> Task statement: Return every line below in which "title" appears.

> Records for this task:
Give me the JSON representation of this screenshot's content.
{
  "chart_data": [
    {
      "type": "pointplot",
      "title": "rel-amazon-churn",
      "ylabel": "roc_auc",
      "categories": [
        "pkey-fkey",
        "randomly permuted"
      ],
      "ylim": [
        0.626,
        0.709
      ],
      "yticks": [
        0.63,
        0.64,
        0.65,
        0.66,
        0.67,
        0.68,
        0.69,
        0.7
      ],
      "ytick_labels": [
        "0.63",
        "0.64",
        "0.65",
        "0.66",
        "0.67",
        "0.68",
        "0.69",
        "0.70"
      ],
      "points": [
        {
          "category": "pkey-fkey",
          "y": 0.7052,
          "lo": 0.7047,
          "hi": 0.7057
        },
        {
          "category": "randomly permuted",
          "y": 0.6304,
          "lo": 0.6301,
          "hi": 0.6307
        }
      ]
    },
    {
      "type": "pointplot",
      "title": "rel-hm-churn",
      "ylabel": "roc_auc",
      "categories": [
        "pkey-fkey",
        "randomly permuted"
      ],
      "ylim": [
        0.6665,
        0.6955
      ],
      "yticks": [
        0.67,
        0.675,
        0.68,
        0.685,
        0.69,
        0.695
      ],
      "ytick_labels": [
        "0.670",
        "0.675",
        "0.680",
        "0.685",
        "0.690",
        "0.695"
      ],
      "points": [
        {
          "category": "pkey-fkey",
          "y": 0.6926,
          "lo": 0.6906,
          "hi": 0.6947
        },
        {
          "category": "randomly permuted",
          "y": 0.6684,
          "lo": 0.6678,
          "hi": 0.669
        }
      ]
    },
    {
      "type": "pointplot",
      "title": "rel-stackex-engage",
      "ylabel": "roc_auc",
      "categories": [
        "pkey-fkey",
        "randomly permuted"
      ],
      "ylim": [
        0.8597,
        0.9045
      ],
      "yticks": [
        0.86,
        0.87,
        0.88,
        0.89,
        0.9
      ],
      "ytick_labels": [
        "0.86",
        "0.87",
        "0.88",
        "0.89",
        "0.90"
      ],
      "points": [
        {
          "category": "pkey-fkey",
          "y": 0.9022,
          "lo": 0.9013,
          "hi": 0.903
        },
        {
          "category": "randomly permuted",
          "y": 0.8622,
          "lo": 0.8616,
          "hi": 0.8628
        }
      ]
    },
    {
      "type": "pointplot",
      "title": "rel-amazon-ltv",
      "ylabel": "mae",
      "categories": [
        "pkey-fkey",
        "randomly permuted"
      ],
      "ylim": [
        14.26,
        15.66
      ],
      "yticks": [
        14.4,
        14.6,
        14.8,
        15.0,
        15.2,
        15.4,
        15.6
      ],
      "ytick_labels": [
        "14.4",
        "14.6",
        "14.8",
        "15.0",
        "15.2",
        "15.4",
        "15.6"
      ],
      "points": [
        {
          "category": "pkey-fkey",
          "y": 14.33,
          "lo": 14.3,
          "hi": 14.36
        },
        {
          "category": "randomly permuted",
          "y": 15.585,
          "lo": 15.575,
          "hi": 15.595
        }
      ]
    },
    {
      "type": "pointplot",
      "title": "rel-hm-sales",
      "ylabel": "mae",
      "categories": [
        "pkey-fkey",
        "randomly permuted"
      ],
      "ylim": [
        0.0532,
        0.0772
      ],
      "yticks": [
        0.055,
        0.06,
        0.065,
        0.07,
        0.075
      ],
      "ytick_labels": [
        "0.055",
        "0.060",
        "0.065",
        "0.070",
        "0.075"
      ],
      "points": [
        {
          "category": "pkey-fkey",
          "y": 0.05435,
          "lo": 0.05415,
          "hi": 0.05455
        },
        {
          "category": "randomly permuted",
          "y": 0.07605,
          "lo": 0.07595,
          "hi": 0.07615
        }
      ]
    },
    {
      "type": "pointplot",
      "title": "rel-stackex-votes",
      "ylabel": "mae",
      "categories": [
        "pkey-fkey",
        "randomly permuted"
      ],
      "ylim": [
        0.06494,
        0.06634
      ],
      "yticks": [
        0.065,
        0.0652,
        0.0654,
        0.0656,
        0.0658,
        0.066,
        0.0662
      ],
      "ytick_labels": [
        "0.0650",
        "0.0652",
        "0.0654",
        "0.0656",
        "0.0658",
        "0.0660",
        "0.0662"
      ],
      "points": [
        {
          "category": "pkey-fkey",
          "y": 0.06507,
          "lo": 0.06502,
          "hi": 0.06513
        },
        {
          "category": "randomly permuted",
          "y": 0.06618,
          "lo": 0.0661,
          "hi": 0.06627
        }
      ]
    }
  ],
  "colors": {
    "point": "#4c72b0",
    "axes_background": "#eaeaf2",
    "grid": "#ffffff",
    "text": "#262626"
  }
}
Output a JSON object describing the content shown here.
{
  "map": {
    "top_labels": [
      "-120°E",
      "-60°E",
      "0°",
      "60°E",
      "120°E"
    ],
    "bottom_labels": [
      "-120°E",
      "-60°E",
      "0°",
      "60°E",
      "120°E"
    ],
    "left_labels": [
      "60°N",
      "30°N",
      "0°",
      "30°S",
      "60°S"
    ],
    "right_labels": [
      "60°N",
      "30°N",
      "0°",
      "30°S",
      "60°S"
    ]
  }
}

> Expected answer:
      "title": "rel-amazon-churn",
      "title": "rel-hm-churn",
      "title": "rel-stackex-engage",
      "title": "rel-amazon-ltv",
      "title": "rel-hm-sales",
      "title": "rel-stackex-votes",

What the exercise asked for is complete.